-- start of TEXT SEGMENT --
It's just a head scratcher to me, that with such a complex app, where you used to really go through lengths to iron stuff out, that it was just dropped out there like this, even after I attempted to go "hey duders, what is UP here?" I understand the want to knock it out of the park, sans help, but I think cwright was quite prudent to send me copies to work over in the past.

I spend the time to write this because I care :-) If I didn't think kineme was great, if I didn't love working with you on other endeavors, I wouldn't be spending time writing this.

This update really has nothing that makes it worthwhile to update for, and that pains me to say. This isn't a slam. The hand writing was kind of on the wall. I hope it improves in the future, it has so much potential.

cwright's picture
Re: Quartz Builder 1.3 second display issue

I think you're exaggerating some points, and over-simplifying many others (amid some well-founded points too). I shan't quote because it's a bit cumbersome.

You speak often of the alpha-blend-mode-that-worked build of QB. I'm not sure such a thing ever existed, and if it did it was because I hacked it in (an "M" version, if you will). Assuming I made that, I obviously wasn't satisfied with the implementation because it never got committed. (checking my old repository, I have no outstanding changes, so I didn't even keep them around locally - that's saying something). To expect smokris et al. to conjure up the missing hack I made and never saved isn't a reasonable expectation - I had no learning curve with the code, because I wrote it. They're at a distinct disadvantage from the start. It would be mutually favorable to let this point go (it'll get fixed someday, and if not it's not as severe as you make it out to be).

Further, alpha blend mode being split was a good idea. it was causing problems for a number of users (primarily due to bugs I wasn't able to sort out). Similar problems have had Apple forcibly uninstall plugins on upgrades (!), so by splitting it out it at least meant that the rest of GLools would remain. That's extraordinarily prudent, in my opinion. (There is a Radar classification deemed "Third Party to resolve", which is basically "Not Apple's Problem" -- I try to give smokris rough heads up when I spot something kineme-centric that ends up on that list, and he has responded swiftly enough that no one has actually noticed - it's a shame no one notices when things work).

Further further, Alpha blend is an enormous hack to save people from needing to premultiply. This is trivial to do once you figure it out, it's just that no one wants to figure it out and/or it's tricky to know when to do it. I don't know that any uses of it are actually necessary (though it could be very convenient).
-- end of TEXT SEGMENT --
-- start of DATA SEGMENT --
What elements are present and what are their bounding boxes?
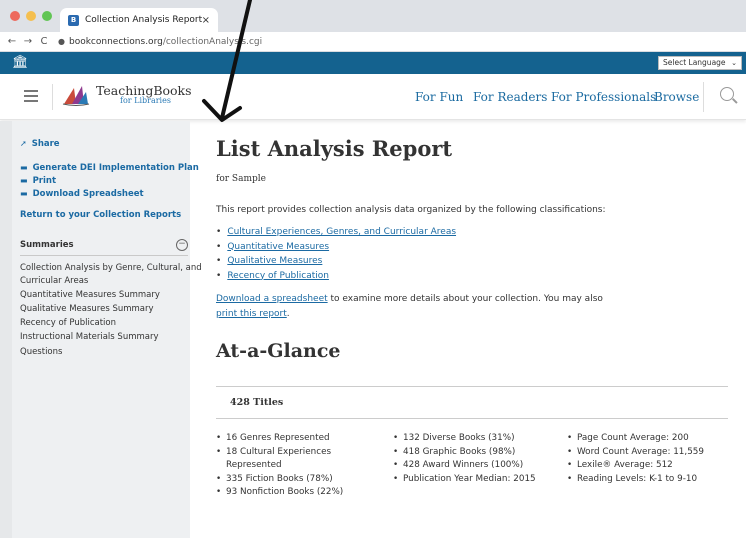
-- end of DATA SEGMENT --
• PROBLEMS TO WORK ON:
a. Reproduce verbatim everything in the Quartz Builder forum posts from "Further further, Alpha" down to "be very convenient).".
b. Write the next part of the Quartz Builder forum posts, picking up right after their final sentence.
The material has no connection to the Quartz Builder forum posts.

• RESULTS IN ORDER:
a.
Further further, Alpha blend is an enormous hack to save people from needing to premultiply. This is trivial to do once you figure it out, it's just that no one wants to figure it out and/or it's tricky to know when to do it. I don't know that any uses of it are actually necessary (though it could be very convenient).

b.
Splitters are a tricky topic because of the internal implementation. I spent years trying to find a good way to change them, and didn't succeed. It's unfair to expect smokris to suddenly wave his hands and have a flawless implementation that shims all he right bits. Nobody wants custom splitter patches, they want the built-in flavor to Just Work. Getting to that point is non-trivial.

The template is another difficult problem. Pulling out a full-formed graph that behaves nicely is difficult (the KinemeCore spliter functionality I added was the result of a huge amount of trial-and-error and R&D - since KC's free, it was a colossal financial loss for Kosada, but it might have made it up in terms of time saved internally, to say nothing of external uses). Again, the magic shim wand sounds seductively simple, but it's actually quite difficult to pull off well.

More magic shim want stuff. Swapping patches out on the fly? that's incredibly dangerous and difficult to do, and I only ever pulled it off with just 1 patch, which required me to disassemble it, annotate it, and then re-implement it with bug-for-bug compatibility + the modified behavior. Nobody does that in real life, I'm just OCD. Seriously, that's the kind of stuff people who write exploits, rootkits, and software cracks do. It's not a garden-variety programmer skill.

There's no practical way to load the "old frameworks" - that would require distribution of apple-owned code, which would be a terrible idea (and illegal too).

You point out things that were abandoned/dropped on the floor. The date that happened was probably Feb 1, 2010. Keep in mind that I spent virtually every waking hour working on this stuff (80 hours a week probably) because it was my thing. That's an inhumane expectation to force on anyone (and I can't even do it myself anymore now, due to an 11 month old and other real-life things). I took a huge amount of institutional knowledge with me. It takes a lot of time to stuff that much info into someone's head.

I think you're mischaracterizing them as "wanting to knock one out of the park sans help." -- Everyone wants to knock things out of the park, and they're not trying to do it without help. Rather, they're trying to balance what they're capable of (including grappling with all my code sprawl over several years, bringing new developers on board, and doing other for-pay non-QC projects with limited man-hours) with a reasonable set of input for direction. Things you point out are possible, and some are even good ideas. However, I don't believe they're immediately in a position to pull them off at the moment. So there's no point asking you for a list of wants, when they know they'll hit 1 or 2 items on it at best (and then get a huge sprawling thread on the forums, such as this ;). For them to have turned a new version with new features at all is an incredibly good thing - it shows that they've worked with the code some, tackled some problems in it, and now they're more familiar with the code base. I expect even more in the future, provided they have time (Keep in mind that I don't think kineme.net is wildly profitable, so it's not always going to be on the front of everyone's todo list).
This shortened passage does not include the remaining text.